- PROMPT
Exclude images, then output the remaining data verbatim.

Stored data
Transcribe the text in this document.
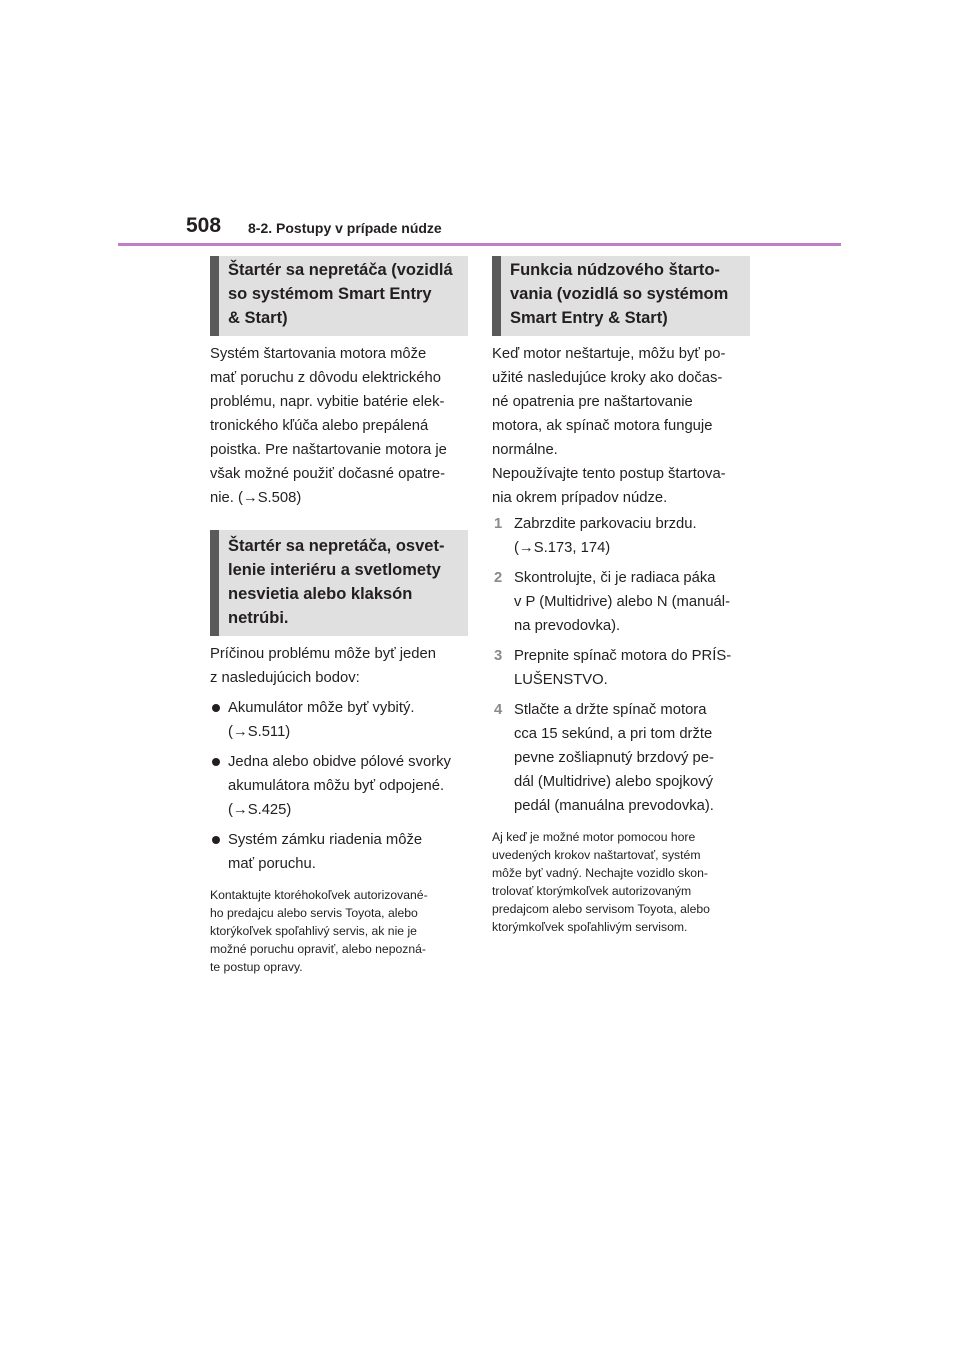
508 8-2. Postupy v prípade núdze
Štartér sa nepretáča (vozidlá
so systémom Smart Entry
& Start)

Systém štartovania motora môže
mať poruchu z dôvodu elektrického
problému, napr. vybitie batérie elek-
tronického kľúča alebo prepálená
poistka. Pre naštartovanie motora je
však možné použiť dočasné opatre-
nie. (→S.508)

Štartér sa nepretáča, osvet-
lenie interiéru a svetlomety
nesvietia alebo klaksón
netrúbi.

Príčinou problému môže byť jeden
z nasledujúcich bodov:

Akumulátor môže byť vybitý.
(→S.511)
Jedna alebo obidve pólové svorky
akumulátora môžu byť odpojené.
(→S.425)
Systém zámku riadenia môže
mať poruchu.

Kontaktujte ktoréhokoľvek autorizované-
ho predajcu alebo servis Toyota, alebo
ktorýkoľvek spoľahlivý servis, ak nie je
možné poruchu opraviť, alebo nepozná-
te postup opravy.

Funkcia núdzového štarto-
vania (vozidlá so systémom
Smart Entry & Start)

Keď motor neštartuje, môžu byť po-
užité nasledujúce kroky ako dočas-
né opatrenia pre naštartovanie
motora, ak spínač motora funguje
normálne.
Nepoužívajte tento postup štartova-
nia okrem prípadov núdze.

1 Zabrzdite parkovaciu brzdu.
(→S.173, 174)
2 Skontrolujte, či je radiaca páka
v P (Multidrive) alebo N (manuál-
na prevodovka).
3 Prepnite spínač motora do PRÍS-
LUŠENSTVO.
4 Stlačte a držte spínač motora
cca 15 sekúnd, a pri tom držte
pevne zošliapnutý brzdový pe-
dál (Multidrive) alebo spojkový
pedál (manuálna prevodovka).

Aj keď je možné motor pomocou hore
uvedených krokov naštartovať, systém
môže byť vadný. Nechajte vozidlo skon-
trolovať ktorýmkoľvek autorizovaným
predajcom alebo servisom Toyota, alebo
ktorýmkoľvek spoľahlivým servisom.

- RESULT OF THE EXERCISE
Transcribe the text in this document.
508 8-2. Postupy v prípade núdze
Štartér sa nepretáča (vozidlá
so systémom Smart Entry
& Start)

Systém štartovania motora môže
mať poruchu z dôvodu elektrického
problému, napr. vybitie batérie elek-
tronického kľúča alebo prepálená
poistka. Pre naštartovanie motora je
však možné použiť dočasné opatre-
nie. (→S.508)

Štartér sa nepretáča, osvet-
lenie interiéru a svetlomety
nesvietia alebo klaksón
netrúbi.

Príčinou problému môže byť jeden
z nasledujúcich bodov:

Akumulátor môže byť vybitý.
(→S.511)
Jedna alebo obidve pólové svorky
akumulátora môžu byť odpojené.
(→S.425)
Systém zámku riadenia môže
mať poruchu.

Kontaktujte ktoréhokoľvek autorizované-
ho predajcu alebo servis Toyota, alebo
ktorýkoľvek spoľahlivý servis, ak nie je
možné poruchu opraviť, alebo nepozná-
te postup opravy.

Funkcia núdzového štarto-
vania (vozidlá so systémom
Smart Entry & Start)

Keď motor neštartuje, môžu byť po-
užité nasledujúce kroky ako dočas-
né opatrenia pre naštartovanie
motora, ak spínač motora funguje
normálne.
Nepoužívajte tento postup štartova-
nia okrem prípadov núdze.

1 Zabrzdite parkovaciu brzdu.
(→S.173, 174)
2 Skontrolujte, či je radiaca páka
v P (Multidrive) alebo N (manuál-
na prevodovka).
3 Prepnite spínač motora do PRÍS-
LUŠENSTVO.
4 Stlačte a držte spínač motora
cca 15 sekúnd, a pri tom držte
pevne zošliapnutý brzdový pe-
dál (Multidrive) alebo spojkový
pedál (manuálna prevodovka).

Aj keď je možné motor pomocou hore
uvedených krokov naštartovať, systém
môže byť vadný. Nechajte vozidlo skon-
trolovať ktorýmkoľvek autorizovaným
predajcom alebo servisom Toyota, alebo
ktorýmkoľvek spoľahlivým servisom.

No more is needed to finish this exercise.